_The data_.
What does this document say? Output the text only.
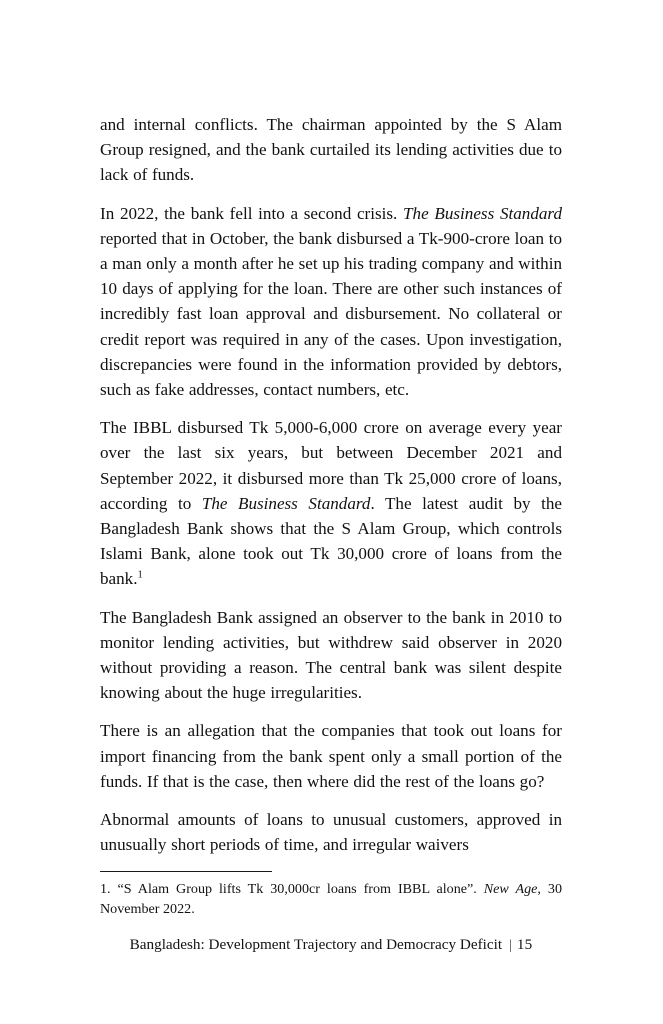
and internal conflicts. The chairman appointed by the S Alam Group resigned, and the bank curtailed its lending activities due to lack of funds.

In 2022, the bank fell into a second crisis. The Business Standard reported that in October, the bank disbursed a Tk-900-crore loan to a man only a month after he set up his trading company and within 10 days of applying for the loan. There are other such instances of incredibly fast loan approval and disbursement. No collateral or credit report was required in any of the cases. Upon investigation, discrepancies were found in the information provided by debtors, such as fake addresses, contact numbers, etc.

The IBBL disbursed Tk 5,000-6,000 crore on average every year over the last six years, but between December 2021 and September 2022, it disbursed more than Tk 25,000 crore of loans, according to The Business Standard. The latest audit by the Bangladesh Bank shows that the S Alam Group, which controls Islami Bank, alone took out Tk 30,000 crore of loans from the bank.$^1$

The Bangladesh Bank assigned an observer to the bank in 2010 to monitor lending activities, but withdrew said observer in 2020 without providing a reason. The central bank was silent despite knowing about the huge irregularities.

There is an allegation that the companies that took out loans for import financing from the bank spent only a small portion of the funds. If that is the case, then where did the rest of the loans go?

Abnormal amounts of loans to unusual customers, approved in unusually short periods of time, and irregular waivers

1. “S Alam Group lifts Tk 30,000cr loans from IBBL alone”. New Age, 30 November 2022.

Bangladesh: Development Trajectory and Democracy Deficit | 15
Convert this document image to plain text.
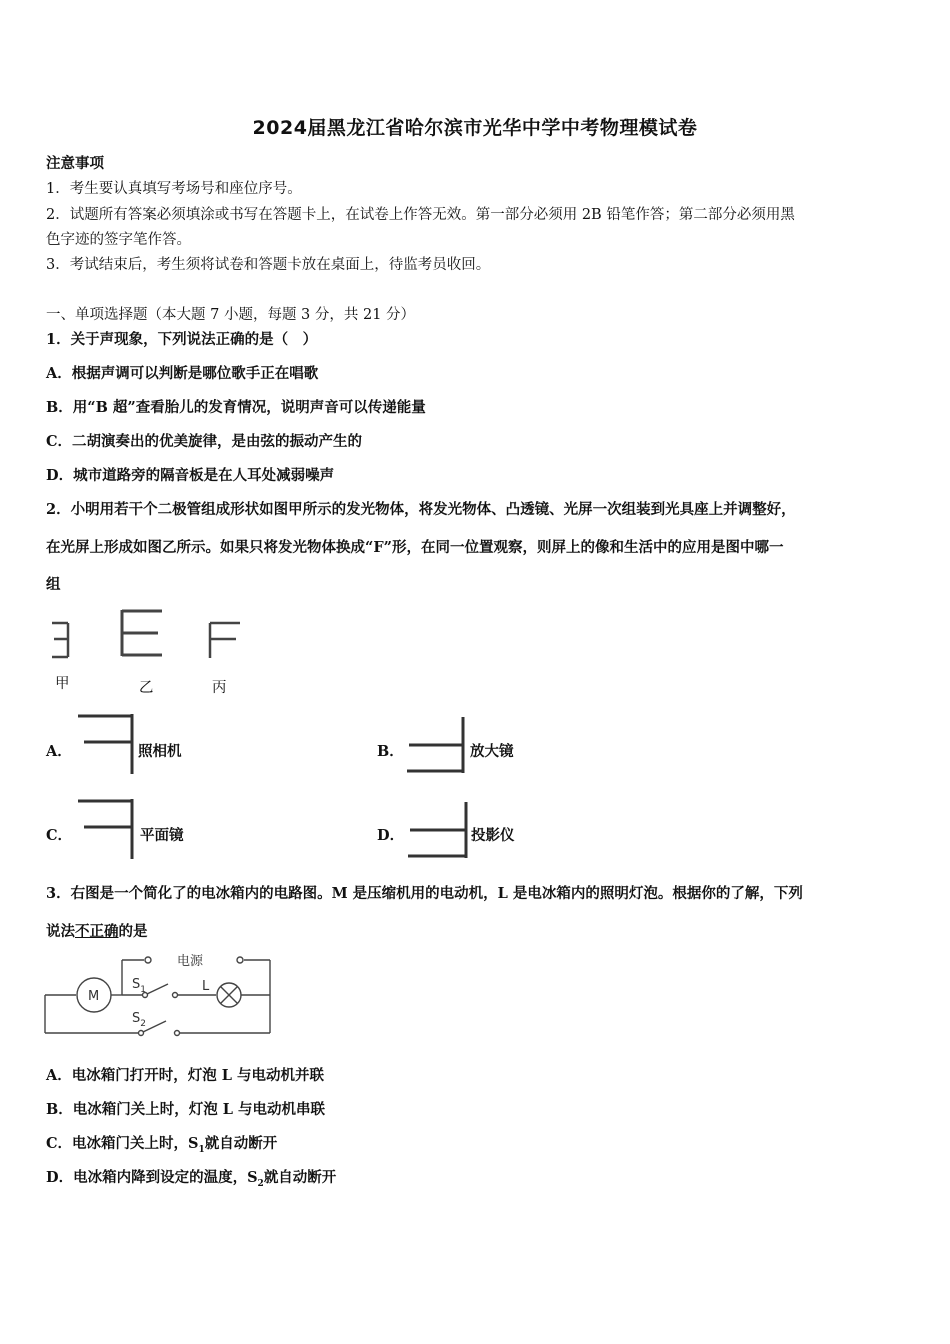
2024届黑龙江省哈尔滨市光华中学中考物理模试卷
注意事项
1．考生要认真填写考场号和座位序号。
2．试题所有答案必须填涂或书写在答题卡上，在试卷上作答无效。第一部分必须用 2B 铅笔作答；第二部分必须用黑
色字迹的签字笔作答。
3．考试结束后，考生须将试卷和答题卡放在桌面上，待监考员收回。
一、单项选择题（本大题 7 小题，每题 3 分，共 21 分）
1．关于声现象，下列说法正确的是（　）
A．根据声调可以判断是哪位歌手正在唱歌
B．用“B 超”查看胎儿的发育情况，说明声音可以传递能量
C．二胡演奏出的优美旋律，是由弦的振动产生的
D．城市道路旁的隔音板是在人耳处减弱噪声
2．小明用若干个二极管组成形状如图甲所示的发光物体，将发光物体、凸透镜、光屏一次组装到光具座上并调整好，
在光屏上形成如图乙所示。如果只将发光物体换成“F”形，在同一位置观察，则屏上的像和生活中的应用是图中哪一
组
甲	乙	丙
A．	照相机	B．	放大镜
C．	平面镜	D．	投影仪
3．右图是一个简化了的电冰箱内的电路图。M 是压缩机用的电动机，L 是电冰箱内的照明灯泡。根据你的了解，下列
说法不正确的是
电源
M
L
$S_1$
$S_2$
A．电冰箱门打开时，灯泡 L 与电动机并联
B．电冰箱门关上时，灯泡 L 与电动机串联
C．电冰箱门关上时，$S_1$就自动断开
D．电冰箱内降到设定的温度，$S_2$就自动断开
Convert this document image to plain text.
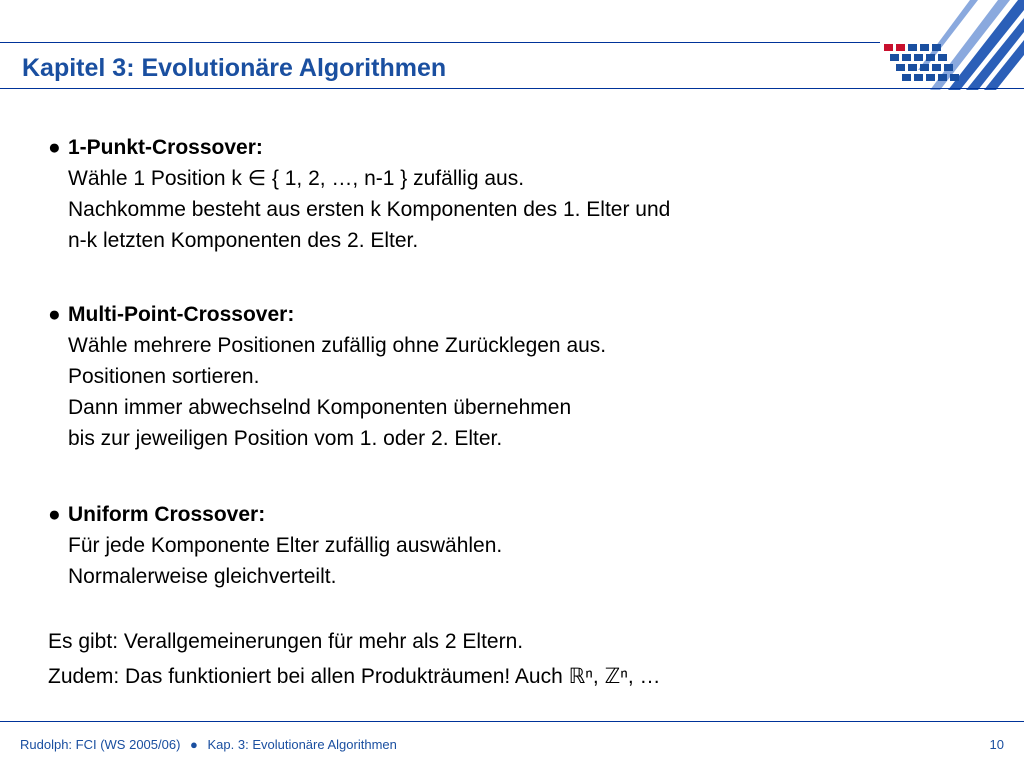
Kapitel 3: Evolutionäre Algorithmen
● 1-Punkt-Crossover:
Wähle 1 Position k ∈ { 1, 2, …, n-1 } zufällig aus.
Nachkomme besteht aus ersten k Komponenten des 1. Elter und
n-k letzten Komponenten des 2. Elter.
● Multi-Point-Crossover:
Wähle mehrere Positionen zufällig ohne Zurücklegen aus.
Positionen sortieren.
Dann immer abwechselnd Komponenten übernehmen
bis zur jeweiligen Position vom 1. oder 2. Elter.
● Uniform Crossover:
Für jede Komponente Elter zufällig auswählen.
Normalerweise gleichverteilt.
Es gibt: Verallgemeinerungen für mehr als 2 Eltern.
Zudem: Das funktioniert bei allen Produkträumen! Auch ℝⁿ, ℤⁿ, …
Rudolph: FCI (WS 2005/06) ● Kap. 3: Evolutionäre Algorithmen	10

_The task_. List every line above containing the word "电冰箱门关上时".

_Response to this task_.
B．电冰箱门关上时，灯泡 L 与电动机串联
C．电冰箱门关上时，$S_1$就自动断开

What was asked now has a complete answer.